══ Dati estratti
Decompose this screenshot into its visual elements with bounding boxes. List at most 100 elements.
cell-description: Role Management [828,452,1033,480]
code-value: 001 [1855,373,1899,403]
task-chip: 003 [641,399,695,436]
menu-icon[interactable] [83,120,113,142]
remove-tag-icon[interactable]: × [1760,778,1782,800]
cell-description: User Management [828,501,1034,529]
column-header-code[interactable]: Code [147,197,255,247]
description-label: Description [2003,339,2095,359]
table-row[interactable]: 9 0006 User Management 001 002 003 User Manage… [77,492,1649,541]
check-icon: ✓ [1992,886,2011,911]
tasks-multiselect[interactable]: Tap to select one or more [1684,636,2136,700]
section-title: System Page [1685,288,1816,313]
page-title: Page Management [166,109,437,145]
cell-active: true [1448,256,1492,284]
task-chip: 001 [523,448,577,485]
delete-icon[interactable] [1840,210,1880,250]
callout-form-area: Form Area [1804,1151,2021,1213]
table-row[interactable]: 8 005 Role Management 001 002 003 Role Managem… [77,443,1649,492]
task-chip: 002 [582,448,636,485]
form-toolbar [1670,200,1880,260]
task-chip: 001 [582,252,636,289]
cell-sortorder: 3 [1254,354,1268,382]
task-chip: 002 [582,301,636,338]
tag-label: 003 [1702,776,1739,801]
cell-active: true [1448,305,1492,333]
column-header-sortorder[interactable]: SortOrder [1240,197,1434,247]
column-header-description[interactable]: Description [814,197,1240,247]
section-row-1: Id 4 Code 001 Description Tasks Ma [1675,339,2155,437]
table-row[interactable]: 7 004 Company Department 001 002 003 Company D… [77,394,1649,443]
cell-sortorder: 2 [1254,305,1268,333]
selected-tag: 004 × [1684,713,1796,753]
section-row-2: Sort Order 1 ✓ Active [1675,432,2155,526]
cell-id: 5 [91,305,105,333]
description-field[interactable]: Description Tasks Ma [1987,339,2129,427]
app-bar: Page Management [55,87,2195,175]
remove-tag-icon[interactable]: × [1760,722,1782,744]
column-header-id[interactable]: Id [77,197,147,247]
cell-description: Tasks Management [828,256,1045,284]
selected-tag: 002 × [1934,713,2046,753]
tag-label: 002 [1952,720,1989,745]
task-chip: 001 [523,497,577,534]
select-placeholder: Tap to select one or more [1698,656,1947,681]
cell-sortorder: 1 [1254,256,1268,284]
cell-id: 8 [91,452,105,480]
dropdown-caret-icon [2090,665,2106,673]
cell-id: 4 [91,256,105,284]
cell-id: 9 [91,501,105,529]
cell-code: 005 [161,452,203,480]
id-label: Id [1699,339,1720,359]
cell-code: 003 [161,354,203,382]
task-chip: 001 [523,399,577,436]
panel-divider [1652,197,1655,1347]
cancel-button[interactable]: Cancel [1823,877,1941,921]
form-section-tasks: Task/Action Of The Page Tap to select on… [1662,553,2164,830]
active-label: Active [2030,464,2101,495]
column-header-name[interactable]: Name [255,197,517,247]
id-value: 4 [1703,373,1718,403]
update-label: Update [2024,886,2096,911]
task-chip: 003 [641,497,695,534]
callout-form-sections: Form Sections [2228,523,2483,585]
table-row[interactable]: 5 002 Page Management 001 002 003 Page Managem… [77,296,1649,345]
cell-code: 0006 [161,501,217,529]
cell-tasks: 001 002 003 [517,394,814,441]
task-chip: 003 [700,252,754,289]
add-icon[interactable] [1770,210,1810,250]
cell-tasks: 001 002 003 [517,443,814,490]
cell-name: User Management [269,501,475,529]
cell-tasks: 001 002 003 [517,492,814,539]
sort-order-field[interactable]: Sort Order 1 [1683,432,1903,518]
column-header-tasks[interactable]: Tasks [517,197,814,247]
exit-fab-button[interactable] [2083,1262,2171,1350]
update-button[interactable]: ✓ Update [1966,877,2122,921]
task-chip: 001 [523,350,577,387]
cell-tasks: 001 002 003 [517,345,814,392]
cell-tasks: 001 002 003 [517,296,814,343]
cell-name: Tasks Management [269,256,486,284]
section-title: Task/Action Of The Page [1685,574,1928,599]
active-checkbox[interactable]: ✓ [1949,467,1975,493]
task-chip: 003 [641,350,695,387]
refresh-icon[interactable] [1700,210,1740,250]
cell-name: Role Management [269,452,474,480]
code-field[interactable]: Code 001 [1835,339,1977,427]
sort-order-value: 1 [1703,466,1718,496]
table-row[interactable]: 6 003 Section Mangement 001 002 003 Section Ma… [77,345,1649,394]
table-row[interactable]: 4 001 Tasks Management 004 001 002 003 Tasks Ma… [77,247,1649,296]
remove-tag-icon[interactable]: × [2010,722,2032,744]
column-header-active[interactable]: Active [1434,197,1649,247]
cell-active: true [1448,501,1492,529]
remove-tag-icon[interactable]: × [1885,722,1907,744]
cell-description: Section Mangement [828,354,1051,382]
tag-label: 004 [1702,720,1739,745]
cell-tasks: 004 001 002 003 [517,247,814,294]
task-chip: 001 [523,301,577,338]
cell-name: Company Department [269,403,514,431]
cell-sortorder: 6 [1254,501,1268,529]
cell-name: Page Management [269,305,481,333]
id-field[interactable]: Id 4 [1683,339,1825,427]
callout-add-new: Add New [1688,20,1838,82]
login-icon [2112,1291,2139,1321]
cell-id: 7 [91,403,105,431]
════
— Compito assegnato —
Puoi ricopiare tutti i record qui sopra, riga per riga, senza cambiare nulla?

— Soluzione del compito —
Decompose this screenshot into its visual elements with bounding boxes. List at most 100 elements.
cell-description: Role Management [828,452,1033,480]
code-value: 001 [1855,373,1899,403]
task-chip: 003 [641,399,695,436]
menu-icon[interactable] [83,120,113,142]
remove-tag-icon[interactable]: × [1760,778,1782,800]
cell-description: User Management [828,501,1034,529]
column-header-code[interactable]: Code [147,197,255,247]
description-label: Description [2003,339,2095,359]
table-row[interactable]: 9 0006 User Management 001 002 003 User Manage… [77,492,1649,541]
check-icon: ✓ [1992,886,2011,911]
tasks-multiselect[interactable]: Tap to select one or more [1684,636,2136,700]
section-title: System Page [1685,288,1816,313]
page-title: Page Management [166,109,437,145]
cell-active: true [1448,256,1492,284]
task-chip: 001 [523,448,577,485]
delete-icon[interactable] [1840,210,1880,250]
callout-form-area: Form Area [1804,1151,2021,1213]
table-row[interactable]: 8 005 Role Management 001 002 003 Role Managem… [77,443,1649,492]
task-chip: 002 [582,448,636,485]
form-toolbar [1670,200,1880,260]
task-chip: 001 [582,252,636,289]
cell-sortorder: 3 [1254,354,1268,382]
task-chip: 002 [582,301,636,338]
tag-label: 003 [1702,776,1739,801]
cell-active: true [1448,305,1492,333]
column-header-sortorder[interactable]: SortOrder [1240,197,1434,247]
column-header-description[interactable]: Description [814,197,1240,247]
section-row-1: Id 4 Code 001 Description Tasks Ma [1675,339,2155,437]
table-row[interactable]: 7 004 Company Department 001 002 003 Company D… [77,394,1649,443]
cell-sortorder: 2 [1254,305,1268,333]
selected-tag: 004 × [1684,713,1796,753]
section-row-2: Sort Order 1 ✓ Active [1675,432,2155,526]
cell-id: 5 [91,305,105,333]
description-field[interactable]: Description Tasks Ma [1987,339,2129,427]
app-bar: Page Management [55,87,2195,175]
remove-tag-icon[interactable]: × [1760,722,1782,744]
column-header-id[interactable]: Id [77,197,147,247]
cell-description: Tasks Management [828,256,1045,284]
selected-tag: 002 × [1934,713,2046,753]
tag-label: 002 [1952,720,1989,745]
task-chip: 001 [523,497,577,534]
select-placeholder: Tap to select one or more [1698,656,1947,681]
cell-sortorder: 1 [1254,256,1268,284]
cell-id: 8 [91,452,105,480]
dropdown-caret-icon [2090,665,2106,673]
cell-id: 4 [91,256,105,284]
cell-id: 9 [91,501,105,529]
cell-code: 005 [161,452,203,480]
id-label: Id [1699,339,1720,359]
cell-code: 003 [161,354,203,382]
task-chip: 001 [523,399,577,436]
panel-divider [1652,197,1655,1347]
cancel-button[interactable]: Cancel [1823,877,1941,921]
form-section-tasks: Task/Action Of The Page Tap to select on… [1662,553,2164,830]
active-label: Active [2030,464,2101,495]
column-header-name[interactable]: Name [255,197,517,247]
id-value: 4 [1703,373,1718,403]
update-label: Update [2024,886,2096,911]
task-chip: 003 [641,497,695,534]
callout-form-sections: Form Sections [2228,523,2483,585]
table-row[interactable]: 5 002 Page Management 001 002 003 Page Managem… [77,296,1649,345]
cell-code: 0006 [161,501,217,529]
cell-tasks: 001 002 003 [517,394,814,441]
task-chip: 003 [700,252,754,289]
add-icon[interactable] [1770,210,1810,250]
cell-tasks: 001 002 003 [517,443,814,490]
cell-name: User Management [269,501,475,529]
cell-tasks: 001 002 003 [517,492,814,539]
sort-order-field[interactable]: Sort Order 1 [1683,432,1903,518]
column-header-tasks[interactable]: Tasks [517,197,814,247]
exit-fab-button[interactable] [2083,1262,2171,1350]
update-button[interactable]: ✓ Update [1966,877,2122,921]
task-chip: 001 [523,350,577,387]
cell-tasks: 001 002 003 [517,345,814,392]
cell-tasks: 001 002 003 [517,296,814,343]
cell-name: Tasks Management [269,256,486,284]
section-title: Task/Action Of The Page [1685,574,1928,599]
active-checkbox[interactable]: ✓ [1949,467,1975,493]
task-chip: 003 [641,350,695,387]
refresh-icon[interactable] [1700,210,1740,250]
cell-name: Role Management [269,452,474,480]
code-field[interactable]: Code 001 [1835,339,1977,427]
sort-order-value: 1 [1703,466,1718,496]
table-row[interactable]: 6 003 Section Mangement 001 002 003 Section Ma… [77,345,1649,394]
table-row[interactable]: 4 001 Tasks Management 004 001 002 003 Tasks Ma… [77,247,1649,296]
remove-tag-icon[interactable]: × [2010,722,2032,744]
column-header-active[interactable]: Active [1434,197,1649,247]
cell-active: true [1448,501,1492,529]
remove-tag-icon[interactable]: × [1885,722,1907,744]
cell-description: Section Mangement [828,354,1051,382]
tag-label: 004 [1702,720,1739,745]
cell-tasks: 004 001 002 003 [517,247,814,294]
task-chip: 001 [523,301,577,338]
cell-name: Company Department [269,403,514,431]
cell-sortorder: 6 [1254,501,1268,529]
cell-name: Page Management [269,305,481,333]
id-field[interactable]: Id 4 [1683,339,1825,427]
callout-add-new: Add New [1688,20,1838,82]
login-icon [2112,1291,2139,1321]
cell-id: 7 [91,403,105,431]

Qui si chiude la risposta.